--- Start of EXTRACT ---

Grupo Desportivo de Chaves, commonly known as Chaves (), is a Portuguese football club from Chaves currently playing in the Primeira Liga. They were founded in 1949 and currently play at Estádio Municipal de Chaves. Their home kit is red-and-blue striped shirt with blue shorts and socks, and the away kit is all white. Their current president is Bruno Carvalho and their manager is Ricardo Soares. Chaves have been in the Portuguese First Division 13 times and had their best finish of fifth-place in the 1989–90 season. They went to Europe in the 1987–88 season, where they played in the UEFA Cup, beating Romanian side Universitatea Craiova in the first round and losing to Hungarian team Budapest Honvéd in the next round.

--- End of EXTRACT ---
--- Start of RECORD SET ---

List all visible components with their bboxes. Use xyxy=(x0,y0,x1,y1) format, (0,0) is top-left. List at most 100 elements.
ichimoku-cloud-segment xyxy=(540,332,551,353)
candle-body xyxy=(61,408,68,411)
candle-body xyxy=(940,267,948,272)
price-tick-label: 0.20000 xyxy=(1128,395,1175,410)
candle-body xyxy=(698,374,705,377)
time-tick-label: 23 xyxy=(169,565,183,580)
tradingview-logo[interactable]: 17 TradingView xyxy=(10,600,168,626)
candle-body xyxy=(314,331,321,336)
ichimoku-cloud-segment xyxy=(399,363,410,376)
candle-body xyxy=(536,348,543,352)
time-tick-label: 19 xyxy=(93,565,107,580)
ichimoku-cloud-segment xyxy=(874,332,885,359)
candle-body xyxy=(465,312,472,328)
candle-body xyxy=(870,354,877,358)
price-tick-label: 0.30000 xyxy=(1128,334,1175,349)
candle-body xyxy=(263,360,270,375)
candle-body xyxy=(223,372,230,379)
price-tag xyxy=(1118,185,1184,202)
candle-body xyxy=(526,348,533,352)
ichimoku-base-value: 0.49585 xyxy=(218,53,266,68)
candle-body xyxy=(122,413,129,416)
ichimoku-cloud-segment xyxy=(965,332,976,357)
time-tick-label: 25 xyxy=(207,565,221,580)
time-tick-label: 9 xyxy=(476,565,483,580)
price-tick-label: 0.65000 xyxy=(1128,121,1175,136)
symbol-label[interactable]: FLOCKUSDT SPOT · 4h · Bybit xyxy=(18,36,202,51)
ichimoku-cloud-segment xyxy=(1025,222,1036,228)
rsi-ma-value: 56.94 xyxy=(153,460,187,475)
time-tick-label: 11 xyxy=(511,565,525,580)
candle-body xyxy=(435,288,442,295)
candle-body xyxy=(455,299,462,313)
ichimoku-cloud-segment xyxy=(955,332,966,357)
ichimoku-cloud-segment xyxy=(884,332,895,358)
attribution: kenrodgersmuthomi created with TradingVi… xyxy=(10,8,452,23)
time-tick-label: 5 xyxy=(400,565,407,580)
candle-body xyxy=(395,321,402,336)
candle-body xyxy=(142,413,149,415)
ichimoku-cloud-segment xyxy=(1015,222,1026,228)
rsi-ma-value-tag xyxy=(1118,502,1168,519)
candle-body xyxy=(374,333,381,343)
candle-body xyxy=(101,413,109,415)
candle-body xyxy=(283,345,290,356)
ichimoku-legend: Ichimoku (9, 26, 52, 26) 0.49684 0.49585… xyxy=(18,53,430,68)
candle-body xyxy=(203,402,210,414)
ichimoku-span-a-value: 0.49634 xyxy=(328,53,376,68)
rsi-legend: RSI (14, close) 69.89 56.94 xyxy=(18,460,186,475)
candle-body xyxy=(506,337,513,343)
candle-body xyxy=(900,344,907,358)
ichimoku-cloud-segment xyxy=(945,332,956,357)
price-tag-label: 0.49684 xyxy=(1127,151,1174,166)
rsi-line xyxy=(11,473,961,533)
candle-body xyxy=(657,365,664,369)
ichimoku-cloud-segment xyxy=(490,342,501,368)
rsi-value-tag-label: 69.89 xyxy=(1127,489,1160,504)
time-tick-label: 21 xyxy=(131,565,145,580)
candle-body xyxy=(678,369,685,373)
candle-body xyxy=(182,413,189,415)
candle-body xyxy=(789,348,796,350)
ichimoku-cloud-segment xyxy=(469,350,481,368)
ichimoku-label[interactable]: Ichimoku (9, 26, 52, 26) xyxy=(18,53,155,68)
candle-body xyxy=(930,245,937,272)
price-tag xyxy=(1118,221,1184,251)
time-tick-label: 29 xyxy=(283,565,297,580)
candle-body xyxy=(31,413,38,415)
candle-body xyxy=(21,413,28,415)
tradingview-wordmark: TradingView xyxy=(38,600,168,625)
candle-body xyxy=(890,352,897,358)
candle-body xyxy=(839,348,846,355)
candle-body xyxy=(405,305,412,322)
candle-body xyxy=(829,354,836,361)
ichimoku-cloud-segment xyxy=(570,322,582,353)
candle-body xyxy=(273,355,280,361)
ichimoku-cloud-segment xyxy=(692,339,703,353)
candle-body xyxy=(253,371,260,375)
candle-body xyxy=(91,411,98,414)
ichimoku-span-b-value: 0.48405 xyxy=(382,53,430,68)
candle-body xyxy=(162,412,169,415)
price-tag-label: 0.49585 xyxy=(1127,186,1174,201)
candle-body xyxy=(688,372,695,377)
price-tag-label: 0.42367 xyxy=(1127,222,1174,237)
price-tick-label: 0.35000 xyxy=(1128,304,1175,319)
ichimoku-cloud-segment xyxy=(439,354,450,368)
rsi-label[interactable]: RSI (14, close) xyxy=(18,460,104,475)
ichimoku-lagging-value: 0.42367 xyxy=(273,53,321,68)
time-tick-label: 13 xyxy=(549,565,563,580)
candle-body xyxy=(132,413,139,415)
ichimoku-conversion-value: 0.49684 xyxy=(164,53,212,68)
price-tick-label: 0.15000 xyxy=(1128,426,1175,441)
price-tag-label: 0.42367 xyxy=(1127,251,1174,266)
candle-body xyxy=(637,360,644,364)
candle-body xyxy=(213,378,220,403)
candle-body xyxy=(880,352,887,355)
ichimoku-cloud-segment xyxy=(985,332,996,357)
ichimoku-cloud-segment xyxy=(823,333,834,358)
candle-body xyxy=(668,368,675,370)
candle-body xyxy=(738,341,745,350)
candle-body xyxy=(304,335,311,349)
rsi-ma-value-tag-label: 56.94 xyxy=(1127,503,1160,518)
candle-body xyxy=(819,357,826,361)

--- End of RECORD SET ---

→ **DIRECTIVES**:
A) According to the Chaves passage, in which season did the club record its best First Division finish?
B) In the Chaves passage, take the text from "Grupo Desportivo de" up to and including "the next round." and write it out again, replacing "shorts" with "trunks".
These rows have no connection to the Chaves passage.

→ **SOLUTIONS TO THE TASKS**:
A) The 1989–90 season, when it finished fifth.

B)
Grupo Desportivo de Chaves, commonly known as Chaves (), is a Portuguese football club from Chaves currently playing in the Primeira Liga. They were founded in 1949 and currently play at Estádio Municipal de Chaves. Their home kit is red-and-blue striped shirt with blue trunks and socks, and the away kit is all white. Their current president is Bruno Carvalho and their manager is Ricardo Soares. Chaves have been in the Portuguese First Division 13 times and had their best finish of fifth-place in the 1989–90 season. They went to Europe in the 1987–88 season, where they played in the UEFA Cup, beating Romanian side Universitatea Craiova in the first round and losing to Hungarian team Budapest Honvéd in the next round.